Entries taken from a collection
>>

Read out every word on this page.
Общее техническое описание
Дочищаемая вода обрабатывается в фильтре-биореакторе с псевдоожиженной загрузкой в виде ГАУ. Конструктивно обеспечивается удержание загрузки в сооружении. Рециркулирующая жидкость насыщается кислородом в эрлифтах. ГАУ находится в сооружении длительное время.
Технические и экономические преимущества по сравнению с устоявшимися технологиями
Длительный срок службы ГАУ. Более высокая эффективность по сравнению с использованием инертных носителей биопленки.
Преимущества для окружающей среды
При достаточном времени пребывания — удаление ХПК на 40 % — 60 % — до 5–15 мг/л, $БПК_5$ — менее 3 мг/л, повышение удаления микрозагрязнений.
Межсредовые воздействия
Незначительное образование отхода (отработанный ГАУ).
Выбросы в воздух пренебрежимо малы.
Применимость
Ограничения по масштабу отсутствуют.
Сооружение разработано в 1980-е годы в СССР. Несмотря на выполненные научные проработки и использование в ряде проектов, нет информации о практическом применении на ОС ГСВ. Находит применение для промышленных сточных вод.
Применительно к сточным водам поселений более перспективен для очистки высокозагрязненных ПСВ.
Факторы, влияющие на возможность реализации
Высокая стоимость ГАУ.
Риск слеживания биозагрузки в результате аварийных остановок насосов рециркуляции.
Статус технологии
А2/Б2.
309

<<

■ **PROBLEM DESCRIPTION**
Copy out all of the records shown above exactly.

■ **TASK SOLUTION**
Read out every word on this page.
Общее техническое описание
Дочищаемая вода обрабатывается в фильтре-биореакторе с псевдоожиженной загрузкой в виде ГАУ. Конструктивно обеспечивается удержание загрузки в сооружении. Рециркулирующая жидкость насыщается кислородом в эрлифтах. ГАУ находится в сооружении длительное время.
Технические и экономические преимущества по сравнению с устоявшимися технологиями
Длительный срок службы ГАУ. Более высокая эффективность по сравнению с использованием инертных носителей биопленки.
Преимущества для окружающей среды
При достаточном времени пребывания — удаление ХПК на 40 % — 60 % — до 5–15 мг/л, $БПК_5$ — менее 3 мг/л, повышение удаления микрозагрязнений.
Межсредовые воздействия
Незначительное образование отхода (отработанный ГАУ).
Выбросы в воздух пренебрежимо малы.
Применимость
Ограничения по масштабу отсутствуют.
Сооружение разработано в 1980-е годы в СССР. Несмотря на выполненные научные проработки и использование в ряде проектов, нет информации о практическом применении на ОС ГСВ. Находит применение для промышленных сточных вод.
Применительно к сточным водам поселений более перспективен для очистки высокозагрязненных ПСВ.
Факторы, влияющие на возможность реализации
Высокая стоимость ГАУ.
Риск слеживания биозагрузки в результате аварийных остановок насосов рециркуляции.
Статус технологии
А2/Б2.
309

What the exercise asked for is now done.